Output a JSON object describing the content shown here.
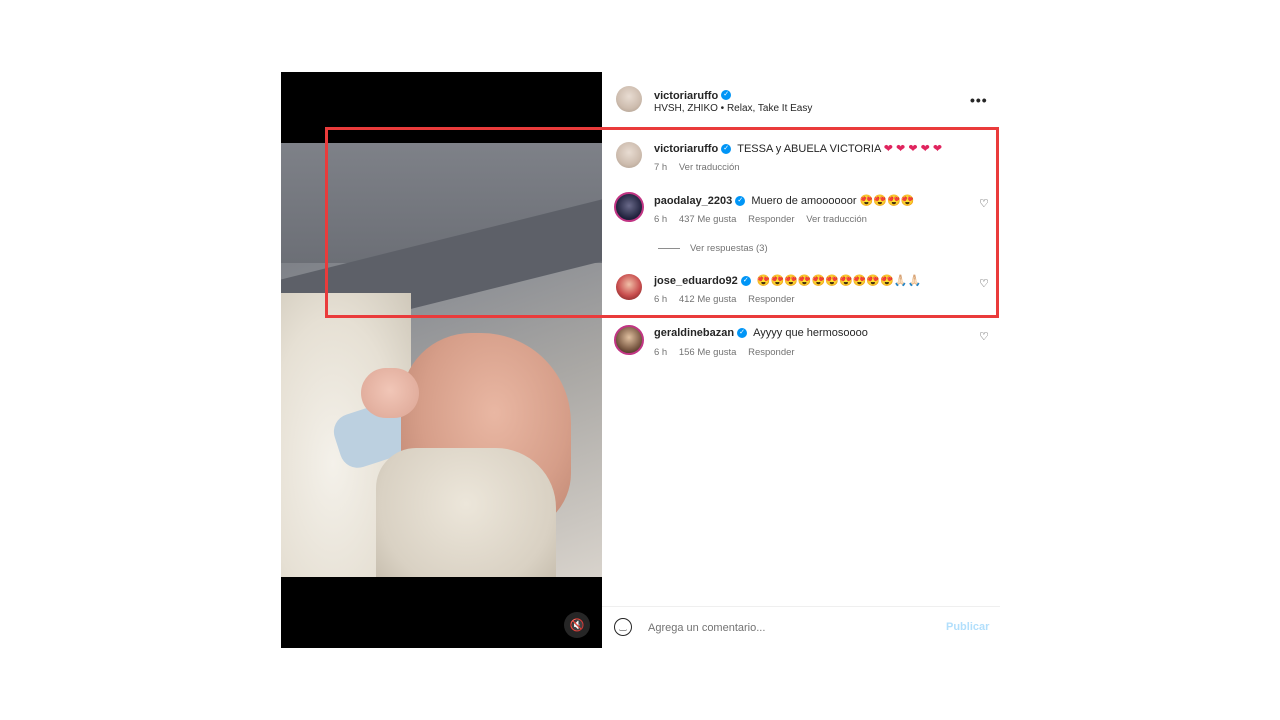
{
  "post": {
    "author": "victoriaruffo",
    "audio": "HVSH, ZHIKO • Relax, Take It Easy",
    "more_icon": "more-horizontal-icon",
    "media": {
      "mute_icon": "speaker-muted-icon"
    }
  },
  "comments": [
    {
      "user": "victoriaruffo",
      "text": "TESSA y ABUELA VICTORIA",
      "emoji": "❤ ❤ ❤ ❤ ❤",
      "time": "7 h",
      "likes": "",
      "reply": "",
      "translate": "Ver traducción"
    },
    {
      "user": "paodalay_2203",
      "text": "Muero de amoooooor",
      "emoji": "😍😍😍😍",
      "time": "6 h",
      "likes": "437 Me gusta",
      "reply": "Responder",
      "translate": "Ver traducción",
      "view_replies": "Ver respuestas (3)"
    },
    {
      "user": "jose_eduardo92",
      "text": "",
      "emoji": "😍😍😍😍😍😍😍😍😍😍🙏🏻🙏🏻",
      "time": "6 h",
      "likes": "412 Me gusta",
      "reply": "Responder"
    },
    {
      "user": "geraldinebazan",
      "text": "Ayyyy que hermosoooo",
      "emoji": "",
      "time": "6 h",
      "likes": "156 Me gusta",
      "reply": "Responder"
    }
  ],
  "footer": {
    "placeholder": "Agrega un comentario...",
    "publish": "Publicar",
    "emoji_icon": "smiley-icon"
  },
  "colors": {
    "highlight": "#ea3b3b",
    "verified": "#0095f6",
    "publish": "#b2dffc"
  }
}
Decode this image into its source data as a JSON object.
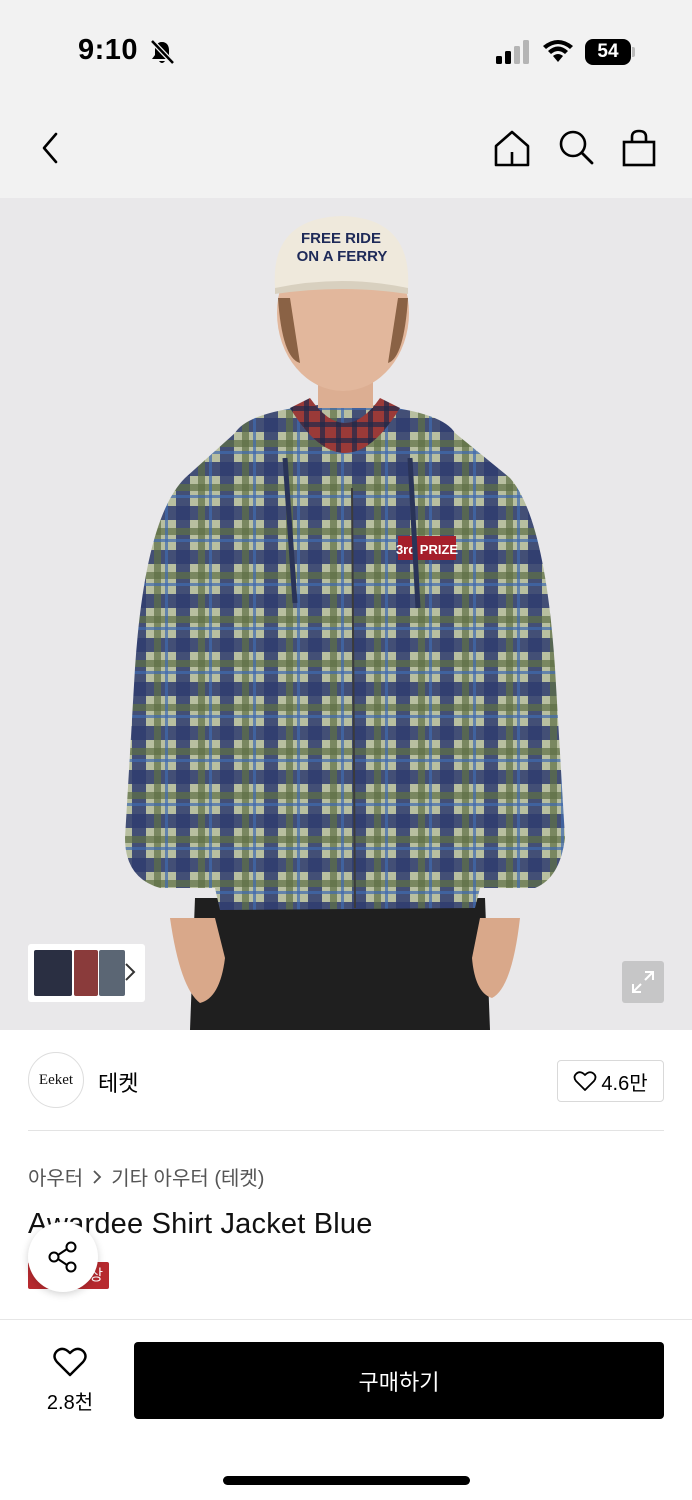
{
  "status_bar": {
    "time": "9:10",
    "battery_level": "54",
    "icons": [
      "bell-slash-icon",
      "cellular-signal-icon",
      "wifi-icon",
      "battery-icon"
    ]
  },
  "nav": {
    "icons": [
      "back-chevron-icon",
      "home-icon",
      "search-icon",
      "shopping-bag-icon"
    ]
  },
  "hero": {
    "cap_text_line1": "FREE RIDE",
    "cap_text_line2": "ON A FERRY",
    "patch_text": "3rd PRIZE"
  },
  "brand": {
    "logo_text": "Eeket",
    "name": "테켓",
    "like_count": "4.6만"
  },
  "breadcrumb": {
    "level1": "아우터",
    "level2": "기타 아우터 (테켓)"
  },
  "product": {
    "title": "Awardee Shirt Jacket Blue",
    "title_visible": "A    rdee Shirt Jacket Blue",
    "badge": "상"
  },
  "bottom_bar": {
    "wish_count": "2.8천",
    "buy_label": "구매하기"
  },
  "colors": {
    "buy_button": "#000000",
    "badge": "#b72a2f",
    "nav_bg": "#f2f2f2"
  }
}
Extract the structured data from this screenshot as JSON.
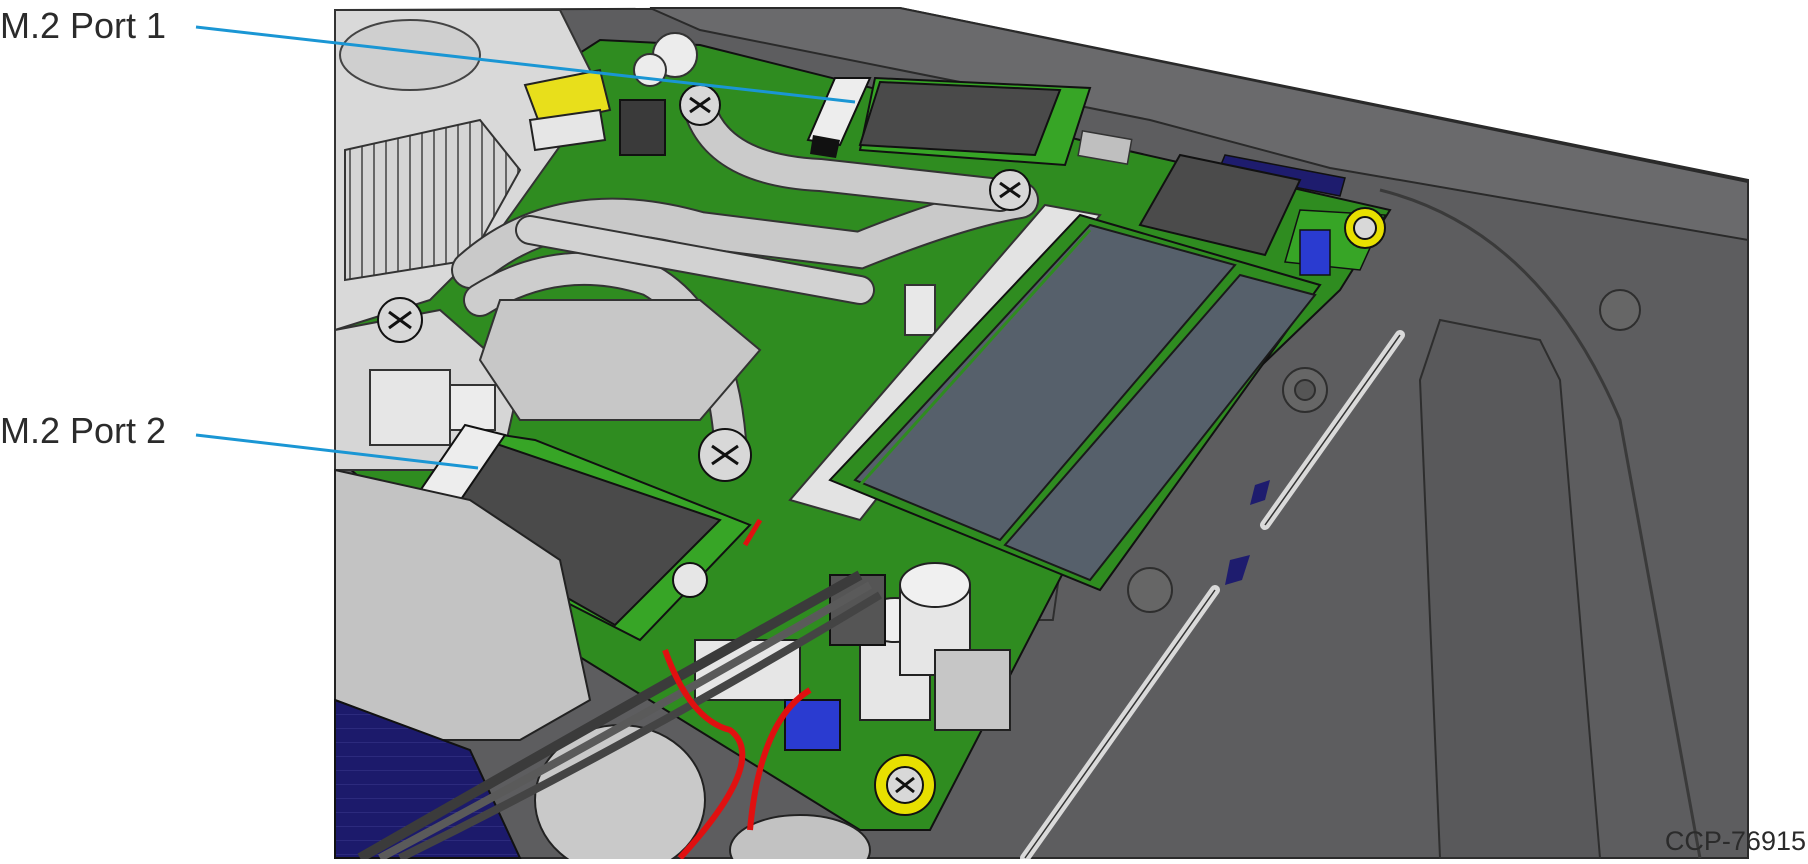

○ ○ ○

Across the entries, how many lines hold the word "object"? Say only the number.

2